[What needs to be done]:
Print, word for word, the passage of the text on trans activism in the Cayman Islands that begins with the words containing "It found 51.4%" and ends with "of $0 a month.".

Her work as an LGBTQAI+ activist through Colours Cayman makes Bryan a visible and easily identifiable member of the community. While she hopes her visibility will empower others, who may relate to her experience, it also makes her a target.
She describes “an overarching fear of just being seen” felt by many young Caymanians with non-conforming identities. When young people reach out to Colours for help, she understands the importance of protecting their confidentiality.
As a trans woman, however, her identity is inherently visible.
The inability of trans women to conceal their differences has pushed women like Bryan to embrace activism. Since the launch of Pride celebrations 50 years ago, women of colour have been at the forefront of the fight for equality, Bryan explained.
“Pride itself as an event started 50 years ago this year by queer women of colour who were standing up for their rights, who were going up against police brutality, were fighting for survival and here I am doing the same thing,” she said.
“We’re the ones who are most vulnerable. We’re fighting the patriarchy, we’re fighting racism, we’re fighting homophobia, transphobia. We’re fighting all these things.”
Employment and social discrimination
Research indicates stigma against trans people comes with social and professional consequences that force already vulnerable people further into the margins.
A November 2019 study by TransWave Jamaica surveyed 35 trans and non-binary adults living in Jamaica. An additional 37 people participated in a focus group.
It found 51.4% of those surveyed were unemployed, compared to a 9.54% unemployment rate reported for the general population in 2018. Forty percent reported an income of $0 a month.

[Records provided]:
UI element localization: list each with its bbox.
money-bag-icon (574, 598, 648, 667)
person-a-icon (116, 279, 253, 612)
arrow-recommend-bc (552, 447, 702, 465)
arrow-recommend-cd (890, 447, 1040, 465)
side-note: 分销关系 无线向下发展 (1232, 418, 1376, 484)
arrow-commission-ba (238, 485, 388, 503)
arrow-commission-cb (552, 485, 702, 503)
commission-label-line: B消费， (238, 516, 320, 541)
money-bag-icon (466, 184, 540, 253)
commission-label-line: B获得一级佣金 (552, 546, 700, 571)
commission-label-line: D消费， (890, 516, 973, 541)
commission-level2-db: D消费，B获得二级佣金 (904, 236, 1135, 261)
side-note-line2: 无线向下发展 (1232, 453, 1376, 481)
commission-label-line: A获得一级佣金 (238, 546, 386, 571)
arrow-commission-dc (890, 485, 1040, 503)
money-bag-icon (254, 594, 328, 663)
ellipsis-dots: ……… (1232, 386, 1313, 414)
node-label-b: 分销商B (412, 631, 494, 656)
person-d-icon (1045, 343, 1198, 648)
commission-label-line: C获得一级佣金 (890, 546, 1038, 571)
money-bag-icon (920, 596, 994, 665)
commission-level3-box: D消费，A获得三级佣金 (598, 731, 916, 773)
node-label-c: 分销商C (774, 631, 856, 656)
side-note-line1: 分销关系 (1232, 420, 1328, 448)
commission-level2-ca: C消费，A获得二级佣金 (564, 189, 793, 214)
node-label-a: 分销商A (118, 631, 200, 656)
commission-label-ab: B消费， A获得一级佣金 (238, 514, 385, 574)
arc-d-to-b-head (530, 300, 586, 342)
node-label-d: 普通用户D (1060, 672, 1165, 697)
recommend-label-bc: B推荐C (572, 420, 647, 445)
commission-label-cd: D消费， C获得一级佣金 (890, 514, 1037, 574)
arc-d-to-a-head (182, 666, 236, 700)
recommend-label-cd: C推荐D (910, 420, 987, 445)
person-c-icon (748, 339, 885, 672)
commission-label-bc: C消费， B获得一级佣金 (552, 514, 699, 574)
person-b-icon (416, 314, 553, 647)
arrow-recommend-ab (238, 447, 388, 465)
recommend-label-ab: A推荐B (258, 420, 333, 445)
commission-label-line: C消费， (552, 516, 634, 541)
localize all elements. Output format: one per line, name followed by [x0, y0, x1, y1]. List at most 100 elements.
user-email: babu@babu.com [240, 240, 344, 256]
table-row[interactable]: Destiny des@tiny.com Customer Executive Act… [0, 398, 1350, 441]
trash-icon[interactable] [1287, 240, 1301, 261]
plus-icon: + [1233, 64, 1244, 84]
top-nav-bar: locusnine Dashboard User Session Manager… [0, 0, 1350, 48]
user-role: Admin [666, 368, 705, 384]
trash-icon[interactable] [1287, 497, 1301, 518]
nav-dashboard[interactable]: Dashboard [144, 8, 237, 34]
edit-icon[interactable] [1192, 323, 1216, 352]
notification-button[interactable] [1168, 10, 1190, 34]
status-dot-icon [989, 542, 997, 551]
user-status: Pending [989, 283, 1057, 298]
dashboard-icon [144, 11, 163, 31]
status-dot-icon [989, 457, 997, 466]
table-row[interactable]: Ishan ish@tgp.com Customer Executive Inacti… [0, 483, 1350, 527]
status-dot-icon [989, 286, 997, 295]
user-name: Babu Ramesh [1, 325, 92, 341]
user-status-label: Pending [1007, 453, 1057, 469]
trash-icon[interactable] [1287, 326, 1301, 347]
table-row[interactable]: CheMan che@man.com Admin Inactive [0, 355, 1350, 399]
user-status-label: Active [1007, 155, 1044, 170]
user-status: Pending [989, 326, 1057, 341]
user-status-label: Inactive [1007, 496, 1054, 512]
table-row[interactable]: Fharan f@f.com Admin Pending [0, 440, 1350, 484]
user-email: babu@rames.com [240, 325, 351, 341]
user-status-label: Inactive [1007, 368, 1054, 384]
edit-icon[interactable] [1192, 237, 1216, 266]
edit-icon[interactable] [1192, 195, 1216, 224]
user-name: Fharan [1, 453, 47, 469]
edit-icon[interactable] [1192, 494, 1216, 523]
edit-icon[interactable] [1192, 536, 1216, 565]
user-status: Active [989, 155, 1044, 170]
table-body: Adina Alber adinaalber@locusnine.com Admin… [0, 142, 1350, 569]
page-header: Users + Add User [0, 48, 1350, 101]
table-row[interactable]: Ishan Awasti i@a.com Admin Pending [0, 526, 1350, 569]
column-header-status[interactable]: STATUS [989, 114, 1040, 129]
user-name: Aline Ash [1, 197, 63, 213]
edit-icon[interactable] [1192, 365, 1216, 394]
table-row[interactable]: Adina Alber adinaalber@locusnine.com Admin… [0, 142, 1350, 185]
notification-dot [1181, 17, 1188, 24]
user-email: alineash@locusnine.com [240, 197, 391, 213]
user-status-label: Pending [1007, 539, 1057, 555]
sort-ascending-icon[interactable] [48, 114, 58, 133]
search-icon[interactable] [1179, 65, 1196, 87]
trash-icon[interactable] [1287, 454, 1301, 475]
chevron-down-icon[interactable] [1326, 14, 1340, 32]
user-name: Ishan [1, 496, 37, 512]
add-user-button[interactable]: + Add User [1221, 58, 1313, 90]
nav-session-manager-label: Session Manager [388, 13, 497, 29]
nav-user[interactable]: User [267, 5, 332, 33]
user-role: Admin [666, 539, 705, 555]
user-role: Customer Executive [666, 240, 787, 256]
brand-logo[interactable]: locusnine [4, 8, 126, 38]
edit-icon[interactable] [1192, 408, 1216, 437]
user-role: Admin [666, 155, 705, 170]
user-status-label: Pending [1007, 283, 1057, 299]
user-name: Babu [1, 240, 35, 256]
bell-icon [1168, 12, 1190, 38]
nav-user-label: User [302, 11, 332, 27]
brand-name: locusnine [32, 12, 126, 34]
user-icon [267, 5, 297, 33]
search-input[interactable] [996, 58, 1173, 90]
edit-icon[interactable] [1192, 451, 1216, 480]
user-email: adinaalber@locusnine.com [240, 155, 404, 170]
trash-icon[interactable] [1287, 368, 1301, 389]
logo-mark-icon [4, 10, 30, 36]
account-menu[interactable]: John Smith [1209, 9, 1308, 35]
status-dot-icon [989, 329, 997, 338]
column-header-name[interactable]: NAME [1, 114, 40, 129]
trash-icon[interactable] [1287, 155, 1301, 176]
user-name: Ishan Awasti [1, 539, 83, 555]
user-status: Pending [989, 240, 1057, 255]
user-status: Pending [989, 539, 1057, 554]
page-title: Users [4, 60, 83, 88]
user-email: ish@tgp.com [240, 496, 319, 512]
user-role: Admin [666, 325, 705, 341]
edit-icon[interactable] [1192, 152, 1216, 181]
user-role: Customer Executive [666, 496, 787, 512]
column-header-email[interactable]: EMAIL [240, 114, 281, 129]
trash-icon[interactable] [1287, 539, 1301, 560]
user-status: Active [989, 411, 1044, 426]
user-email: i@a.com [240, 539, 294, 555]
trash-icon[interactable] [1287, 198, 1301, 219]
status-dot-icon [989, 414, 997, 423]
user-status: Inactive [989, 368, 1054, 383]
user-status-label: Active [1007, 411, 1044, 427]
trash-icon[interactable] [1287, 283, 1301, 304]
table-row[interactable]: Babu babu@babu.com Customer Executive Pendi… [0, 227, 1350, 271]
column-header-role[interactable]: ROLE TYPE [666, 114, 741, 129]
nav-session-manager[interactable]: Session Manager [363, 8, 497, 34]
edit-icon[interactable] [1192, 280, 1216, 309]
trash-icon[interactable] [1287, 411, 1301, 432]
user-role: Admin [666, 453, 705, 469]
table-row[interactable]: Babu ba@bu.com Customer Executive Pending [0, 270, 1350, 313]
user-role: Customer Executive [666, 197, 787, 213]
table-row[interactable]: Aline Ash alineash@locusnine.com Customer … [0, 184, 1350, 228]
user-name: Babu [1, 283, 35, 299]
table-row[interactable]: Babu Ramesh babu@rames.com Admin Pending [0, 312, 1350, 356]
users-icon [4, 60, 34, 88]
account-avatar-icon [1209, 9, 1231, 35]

[Problem solution]:
It found 51.4% of those surveyed were unemployed, compared to a 9.54% unemployment rate reported for the general population in 2018. Forty percent reported an income of $0 a month.